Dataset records
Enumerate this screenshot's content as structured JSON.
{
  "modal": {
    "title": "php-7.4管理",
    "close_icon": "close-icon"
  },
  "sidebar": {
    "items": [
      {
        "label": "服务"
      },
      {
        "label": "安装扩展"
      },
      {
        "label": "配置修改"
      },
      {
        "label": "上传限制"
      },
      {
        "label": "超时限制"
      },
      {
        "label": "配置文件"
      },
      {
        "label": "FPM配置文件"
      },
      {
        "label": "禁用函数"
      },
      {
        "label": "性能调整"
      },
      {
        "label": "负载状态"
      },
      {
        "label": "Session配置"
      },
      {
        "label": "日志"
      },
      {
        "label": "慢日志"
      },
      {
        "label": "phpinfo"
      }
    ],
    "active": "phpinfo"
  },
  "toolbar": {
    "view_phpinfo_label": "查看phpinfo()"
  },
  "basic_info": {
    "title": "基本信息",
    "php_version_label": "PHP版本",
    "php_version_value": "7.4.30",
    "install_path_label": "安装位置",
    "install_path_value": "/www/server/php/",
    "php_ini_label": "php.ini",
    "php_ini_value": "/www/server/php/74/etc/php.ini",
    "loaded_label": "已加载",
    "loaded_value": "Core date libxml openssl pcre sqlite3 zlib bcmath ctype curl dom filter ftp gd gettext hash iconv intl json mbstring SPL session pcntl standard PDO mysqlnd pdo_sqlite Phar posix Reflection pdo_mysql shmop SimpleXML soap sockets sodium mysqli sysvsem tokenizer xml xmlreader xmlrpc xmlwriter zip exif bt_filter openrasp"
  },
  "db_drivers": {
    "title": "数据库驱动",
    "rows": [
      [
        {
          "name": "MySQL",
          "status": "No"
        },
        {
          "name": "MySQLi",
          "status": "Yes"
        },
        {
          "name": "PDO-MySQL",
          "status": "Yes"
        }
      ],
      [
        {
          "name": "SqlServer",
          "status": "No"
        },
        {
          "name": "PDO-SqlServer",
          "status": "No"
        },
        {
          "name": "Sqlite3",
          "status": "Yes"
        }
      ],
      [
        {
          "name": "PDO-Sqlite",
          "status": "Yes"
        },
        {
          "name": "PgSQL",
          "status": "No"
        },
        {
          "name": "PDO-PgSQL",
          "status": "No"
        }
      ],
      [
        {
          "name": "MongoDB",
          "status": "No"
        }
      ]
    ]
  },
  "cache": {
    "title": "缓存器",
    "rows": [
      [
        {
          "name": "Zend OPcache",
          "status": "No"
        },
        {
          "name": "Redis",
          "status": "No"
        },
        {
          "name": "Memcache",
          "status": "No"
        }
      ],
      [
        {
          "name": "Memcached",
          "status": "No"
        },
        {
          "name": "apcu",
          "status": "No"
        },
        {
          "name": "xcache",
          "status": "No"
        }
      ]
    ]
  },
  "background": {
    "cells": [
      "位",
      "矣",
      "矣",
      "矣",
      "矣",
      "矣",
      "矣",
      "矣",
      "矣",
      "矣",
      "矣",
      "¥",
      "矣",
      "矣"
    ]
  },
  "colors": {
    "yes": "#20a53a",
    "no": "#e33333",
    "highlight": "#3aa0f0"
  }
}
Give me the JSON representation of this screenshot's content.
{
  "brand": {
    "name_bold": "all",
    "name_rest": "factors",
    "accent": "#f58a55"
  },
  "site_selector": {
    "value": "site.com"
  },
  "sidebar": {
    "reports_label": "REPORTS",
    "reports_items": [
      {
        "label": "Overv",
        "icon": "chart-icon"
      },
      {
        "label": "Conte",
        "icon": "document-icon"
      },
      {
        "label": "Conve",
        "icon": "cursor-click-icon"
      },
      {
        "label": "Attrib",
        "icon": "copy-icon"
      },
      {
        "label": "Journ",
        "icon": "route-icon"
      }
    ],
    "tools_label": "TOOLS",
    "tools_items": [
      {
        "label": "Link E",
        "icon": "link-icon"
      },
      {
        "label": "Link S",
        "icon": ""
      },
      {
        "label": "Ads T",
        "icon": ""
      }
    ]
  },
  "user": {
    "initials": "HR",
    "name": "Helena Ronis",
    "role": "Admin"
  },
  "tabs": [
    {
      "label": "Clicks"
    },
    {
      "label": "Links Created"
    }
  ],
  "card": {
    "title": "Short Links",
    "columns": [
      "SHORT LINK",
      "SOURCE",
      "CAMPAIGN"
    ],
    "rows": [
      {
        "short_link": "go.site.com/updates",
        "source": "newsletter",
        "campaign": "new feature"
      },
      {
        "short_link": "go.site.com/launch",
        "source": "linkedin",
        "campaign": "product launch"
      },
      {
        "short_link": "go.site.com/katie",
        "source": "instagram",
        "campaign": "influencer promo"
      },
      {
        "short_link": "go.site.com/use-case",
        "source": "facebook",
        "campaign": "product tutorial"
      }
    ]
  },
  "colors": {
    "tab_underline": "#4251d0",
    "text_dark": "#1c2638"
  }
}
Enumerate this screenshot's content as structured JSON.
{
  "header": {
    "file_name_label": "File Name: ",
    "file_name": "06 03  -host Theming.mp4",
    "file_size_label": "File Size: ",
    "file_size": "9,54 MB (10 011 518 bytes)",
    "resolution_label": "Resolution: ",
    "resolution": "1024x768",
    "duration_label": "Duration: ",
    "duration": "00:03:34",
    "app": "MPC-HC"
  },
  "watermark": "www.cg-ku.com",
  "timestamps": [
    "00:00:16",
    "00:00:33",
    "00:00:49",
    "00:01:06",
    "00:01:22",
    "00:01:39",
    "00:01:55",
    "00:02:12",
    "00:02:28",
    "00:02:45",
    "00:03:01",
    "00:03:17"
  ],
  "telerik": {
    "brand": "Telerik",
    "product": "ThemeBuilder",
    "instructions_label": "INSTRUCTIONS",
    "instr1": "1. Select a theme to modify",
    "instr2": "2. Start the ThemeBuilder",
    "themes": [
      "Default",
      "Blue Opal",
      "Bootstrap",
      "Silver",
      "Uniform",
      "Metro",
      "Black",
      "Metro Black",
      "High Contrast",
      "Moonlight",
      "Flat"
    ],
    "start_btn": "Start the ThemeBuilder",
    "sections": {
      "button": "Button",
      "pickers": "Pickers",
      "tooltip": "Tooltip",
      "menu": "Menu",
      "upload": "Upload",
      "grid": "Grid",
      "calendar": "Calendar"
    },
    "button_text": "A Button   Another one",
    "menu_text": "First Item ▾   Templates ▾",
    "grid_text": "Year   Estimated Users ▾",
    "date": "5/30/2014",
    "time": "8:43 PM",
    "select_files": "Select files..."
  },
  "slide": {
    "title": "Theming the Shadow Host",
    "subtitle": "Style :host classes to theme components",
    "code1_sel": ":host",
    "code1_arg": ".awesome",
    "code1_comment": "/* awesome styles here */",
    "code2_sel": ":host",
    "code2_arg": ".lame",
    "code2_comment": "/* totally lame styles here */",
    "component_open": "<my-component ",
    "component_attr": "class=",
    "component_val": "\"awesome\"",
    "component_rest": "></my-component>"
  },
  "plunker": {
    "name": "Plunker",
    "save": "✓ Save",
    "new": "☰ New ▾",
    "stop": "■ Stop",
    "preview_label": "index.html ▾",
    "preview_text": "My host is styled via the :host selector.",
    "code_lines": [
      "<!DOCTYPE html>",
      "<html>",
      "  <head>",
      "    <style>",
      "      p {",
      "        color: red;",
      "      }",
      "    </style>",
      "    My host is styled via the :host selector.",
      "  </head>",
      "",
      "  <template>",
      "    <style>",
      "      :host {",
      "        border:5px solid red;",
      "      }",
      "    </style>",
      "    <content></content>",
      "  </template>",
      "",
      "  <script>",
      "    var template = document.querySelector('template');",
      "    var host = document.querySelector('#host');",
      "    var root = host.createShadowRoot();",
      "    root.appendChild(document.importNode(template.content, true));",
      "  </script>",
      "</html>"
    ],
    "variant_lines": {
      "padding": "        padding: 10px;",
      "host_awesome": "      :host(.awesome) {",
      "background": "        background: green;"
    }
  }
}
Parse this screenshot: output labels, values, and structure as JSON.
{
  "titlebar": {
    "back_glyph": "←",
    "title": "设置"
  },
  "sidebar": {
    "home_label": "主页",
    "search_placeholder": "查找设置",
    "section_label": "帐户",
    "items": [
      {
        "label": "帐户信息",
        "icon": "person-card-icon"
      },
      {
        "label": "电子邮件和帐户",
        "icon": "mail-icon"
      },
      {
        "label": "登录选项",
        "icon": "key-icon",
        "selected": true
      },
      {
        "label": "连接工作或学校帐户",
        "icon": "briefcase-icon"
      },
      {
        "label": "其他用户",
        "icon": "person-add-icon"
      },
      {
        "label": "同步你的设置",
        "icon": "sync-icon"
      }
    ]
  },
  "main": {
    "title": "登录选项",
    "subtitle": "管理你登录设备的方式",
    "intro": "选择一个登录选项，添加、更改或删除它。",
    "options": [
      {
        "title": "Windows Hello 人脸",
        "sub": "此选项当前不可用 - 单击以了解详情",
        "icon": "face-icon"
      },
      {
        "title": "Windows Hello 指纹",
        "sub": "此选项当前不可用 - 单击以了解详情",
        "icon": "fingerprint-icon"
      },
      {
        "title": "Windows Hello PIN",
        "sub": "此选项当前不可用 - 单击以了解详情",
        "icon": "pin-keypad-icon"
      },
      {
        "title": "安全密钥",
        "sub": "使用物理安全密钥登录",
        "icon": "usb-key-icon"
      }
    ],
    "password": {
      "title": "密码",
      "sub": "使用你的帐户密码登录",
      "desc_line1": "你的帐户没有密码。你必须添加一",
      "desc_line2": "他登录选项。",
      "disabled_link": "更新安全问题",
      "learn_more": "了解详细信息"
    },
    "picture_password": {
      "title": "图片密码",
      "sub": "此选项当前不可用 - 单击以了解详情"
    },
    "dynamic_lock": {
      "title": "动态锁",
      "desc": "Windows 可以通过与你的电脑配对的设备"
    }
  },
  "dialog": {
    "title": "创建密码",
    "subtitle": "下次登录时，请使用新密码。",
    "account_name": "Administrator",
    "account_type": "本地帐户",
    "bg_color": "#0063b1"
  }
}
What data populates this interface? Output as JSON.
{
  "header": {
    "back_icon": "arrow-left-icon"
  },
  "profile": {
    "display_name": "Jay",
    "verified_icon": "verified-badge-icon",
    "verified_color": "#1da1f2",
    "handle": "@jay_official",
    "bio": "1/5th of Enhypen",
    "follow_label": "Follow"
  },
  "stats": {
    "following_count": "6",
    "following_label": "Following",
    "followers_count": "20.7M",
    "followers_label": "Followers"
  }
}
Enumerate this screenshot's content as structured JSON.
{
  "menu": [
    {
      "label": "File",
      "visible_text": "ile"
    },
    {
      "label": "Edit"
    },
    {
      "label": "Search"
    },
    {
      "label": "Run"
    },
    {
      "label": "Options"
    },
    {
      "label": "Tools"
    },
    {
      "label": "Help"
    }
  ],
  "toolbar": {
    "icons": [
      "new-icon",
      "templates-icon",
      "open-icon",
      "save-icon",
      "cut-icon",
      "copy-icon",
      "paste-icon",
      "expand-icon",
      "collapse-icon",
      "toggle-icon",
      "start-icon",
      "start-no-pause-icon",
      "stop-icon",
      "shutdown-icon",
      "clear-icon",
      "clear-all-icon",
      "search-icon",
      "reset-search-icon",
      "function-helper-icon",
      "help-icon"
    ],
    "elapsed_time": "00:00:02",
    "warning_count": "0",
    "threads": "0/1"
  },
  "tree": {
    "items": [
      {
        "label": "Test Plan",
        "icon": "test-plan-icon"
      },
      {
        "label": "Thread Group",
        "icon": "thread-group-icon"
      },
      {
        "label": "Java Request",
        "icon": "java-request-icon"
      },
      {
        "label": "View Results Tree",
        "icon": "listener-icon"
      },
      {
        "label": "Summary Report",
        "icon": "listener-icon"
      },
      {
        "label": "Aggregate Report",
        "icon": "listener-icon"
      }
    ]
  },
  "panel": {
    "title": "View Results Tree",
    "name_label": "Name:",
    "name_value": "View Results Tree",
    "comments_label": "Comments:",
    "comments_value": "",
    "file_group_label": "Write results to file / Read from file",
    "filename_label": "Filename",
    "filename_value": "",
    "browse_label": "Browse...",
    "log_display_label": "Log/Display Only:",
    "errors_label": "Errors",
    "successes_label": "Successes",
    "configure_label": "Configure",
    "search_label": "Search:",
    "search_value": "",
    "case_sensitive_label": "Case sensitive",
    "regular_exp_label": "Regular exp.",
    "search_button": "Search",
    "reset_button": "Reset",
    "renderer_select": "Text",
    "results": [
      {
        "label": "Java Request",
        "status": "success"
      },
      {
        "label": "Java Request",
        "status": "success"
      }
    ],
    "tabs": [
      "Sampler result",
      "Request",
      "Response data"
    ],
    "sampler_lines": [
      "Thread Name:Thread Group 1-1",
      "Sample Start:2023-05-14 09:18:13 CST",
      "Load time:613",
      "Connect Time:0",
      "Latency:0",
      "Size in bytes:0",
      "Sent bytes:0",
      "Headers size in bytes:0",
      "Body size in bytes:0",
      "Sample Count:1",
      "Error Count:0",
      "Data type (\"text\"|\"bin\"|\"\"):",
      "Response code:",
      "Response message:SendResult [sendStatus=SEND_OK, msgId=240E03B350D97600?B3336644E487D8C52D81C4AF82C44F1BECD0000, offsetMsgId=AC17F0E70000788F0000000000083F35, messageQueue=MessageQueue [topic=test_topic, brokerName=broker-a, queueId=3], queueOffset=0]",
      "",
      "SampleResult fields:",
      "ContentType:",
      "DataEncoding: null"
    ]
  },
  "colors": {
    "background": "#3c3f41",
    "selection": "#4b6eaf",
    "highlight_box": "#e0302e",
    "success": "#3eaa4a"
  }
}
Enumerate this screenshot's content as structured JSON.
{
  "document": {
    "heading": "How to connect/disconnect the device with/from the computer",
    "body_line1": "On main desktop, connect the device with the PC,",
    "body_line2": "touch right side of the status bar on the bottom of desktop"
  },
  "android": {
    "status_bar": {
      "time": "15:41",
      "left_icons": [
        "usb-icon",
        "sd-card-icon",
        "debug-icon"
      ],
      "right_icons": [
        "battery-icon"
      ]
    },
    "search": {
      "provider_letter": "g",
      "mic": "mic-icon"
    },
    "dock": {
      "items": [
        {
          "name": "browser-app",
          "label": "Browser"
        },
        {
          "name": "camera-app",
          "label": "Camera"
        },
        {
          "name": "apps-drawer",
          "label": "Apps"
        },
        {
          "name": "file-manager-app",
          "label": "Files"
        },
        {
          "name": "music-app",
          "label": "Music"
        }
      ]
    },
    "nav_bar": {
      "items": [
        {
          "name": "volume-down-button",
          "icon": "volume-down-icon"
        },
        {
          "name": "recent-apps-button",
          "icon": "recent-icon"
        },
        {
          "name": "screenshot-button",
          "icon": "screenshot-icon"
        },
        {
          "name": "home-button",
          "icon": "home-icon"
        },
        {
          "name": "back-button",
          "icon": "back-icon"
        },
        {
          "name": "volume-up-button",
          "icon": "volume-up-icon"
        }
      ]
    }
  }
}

§ **EXERCISE AIM**
In the records above, locate every line with the string "awesome" and copy it.

§ **FULL OUTPUT**
    "code1_arg": ".awesome",
    "code1_comment": "/* awesome styles here */",
    "component_val": "\"awesome\"",
      "host_awesome": "      :host(.awesome) {",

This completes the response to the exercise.